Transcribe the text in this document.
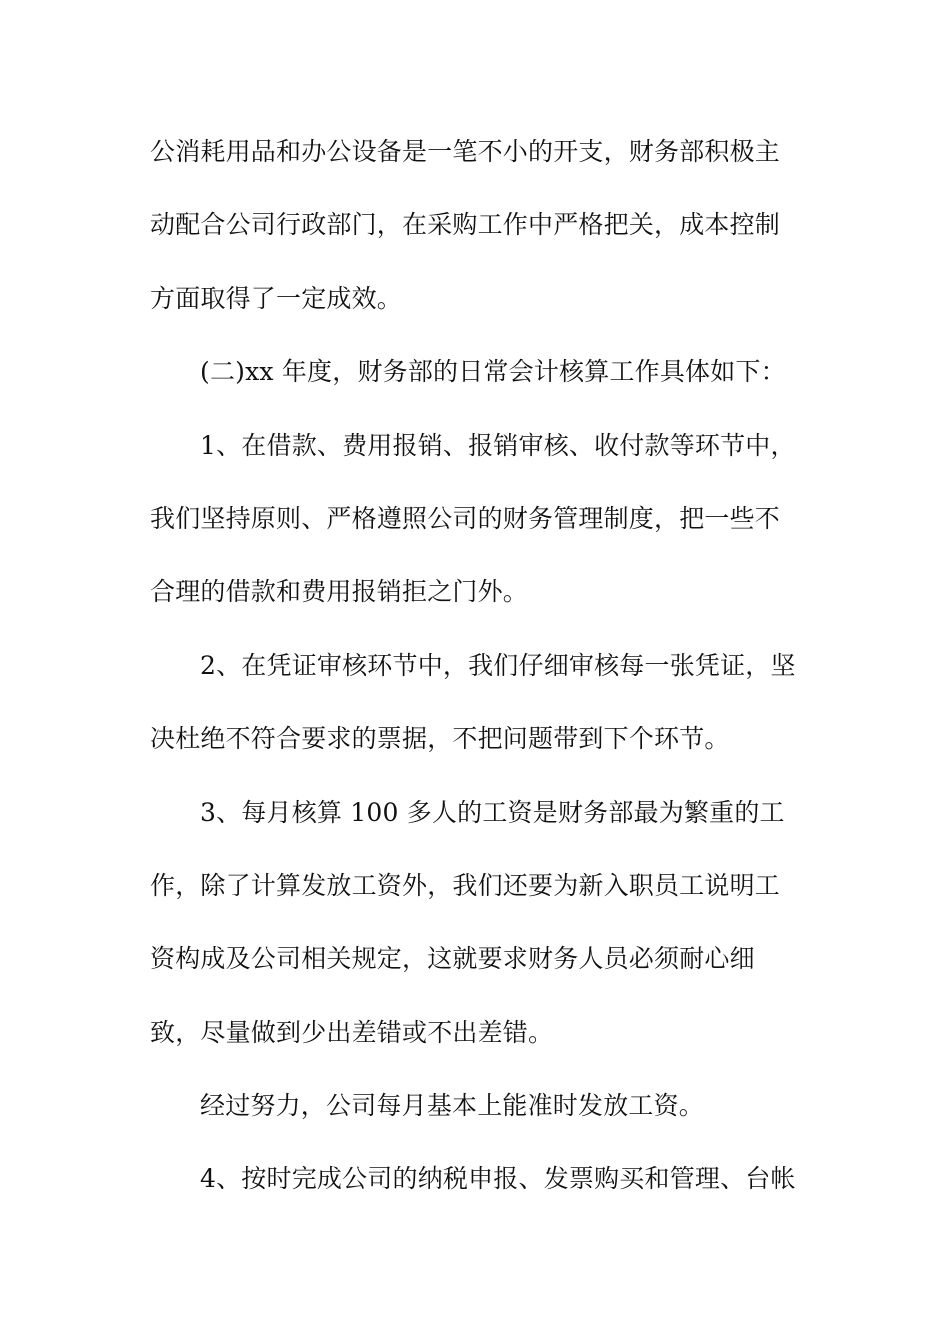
公消耗用品和办公设备是一笔不小的开支，财务部积极主
动配合公司行政部门，在采购工作中严格把关，成本控制
方面取得了一定成效。
(二)xx 年度，财务部的日常会计核算工作具体如下：
1、在借款、费用报销、报销审核、收付款等环节中，
我们坚持原则、严格遵照公司的财务管理制度，把一些不
合理的借款和费用报销拒之门外。
2、在凭证审核环节中，我们仔细审核每一张凭证，坚
决杜绝不符合要求的票据，不把问题带到下个环节。
3、每月核算 100 多人的工资是财务部最为繁重的工
作，除了计算发放工资外，我们还要为新入职员工说明工
资构成及公司相关规定，这就要求财务人员必须耐心细
致，尽量做到少出差错或不出差错。
经过努力，公司每月基本上能准时发放工资。
4、按时完成公司的纳税申报、发票购买和管理、台帐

What is required >> Each entry shown above must be quoted exactly, with its pictures left out.

The response >>
Transcribe the text in this document.
公消耗用品和办公设备是一笔不小的开支，财务部积极主
动配合公司行政部门，在采购工作中严格把关，成本控制
方面取得了一定成效。
(二)xx 年度，财务部的日常会计核算工作具体如下：
1、在借款、费用报销、报销审核、收付款等环节中，
我们坚持原则、严格遵照公司的财务管理制度，把一些不
合理的借款和费用报销拒之门外。
2、在凭证审核环节中，我们仔细审核每一张凭证，坚
决杜绝不符合要求的票据，不把问题带到下个环节。
3、每月核算 100 多人的工资是财务部最为繁重的工
作，除了计算发放工资外，我们还要为新入职员工说明工
资构成及公司相关规定，这就要求财务人员必须耐心细
致，尽量做到少出差错或不出差错。
经过努力，公司每月基本上能准时发放工资。
4、按时完成公司的纳税申报、发票购买和管理、台帐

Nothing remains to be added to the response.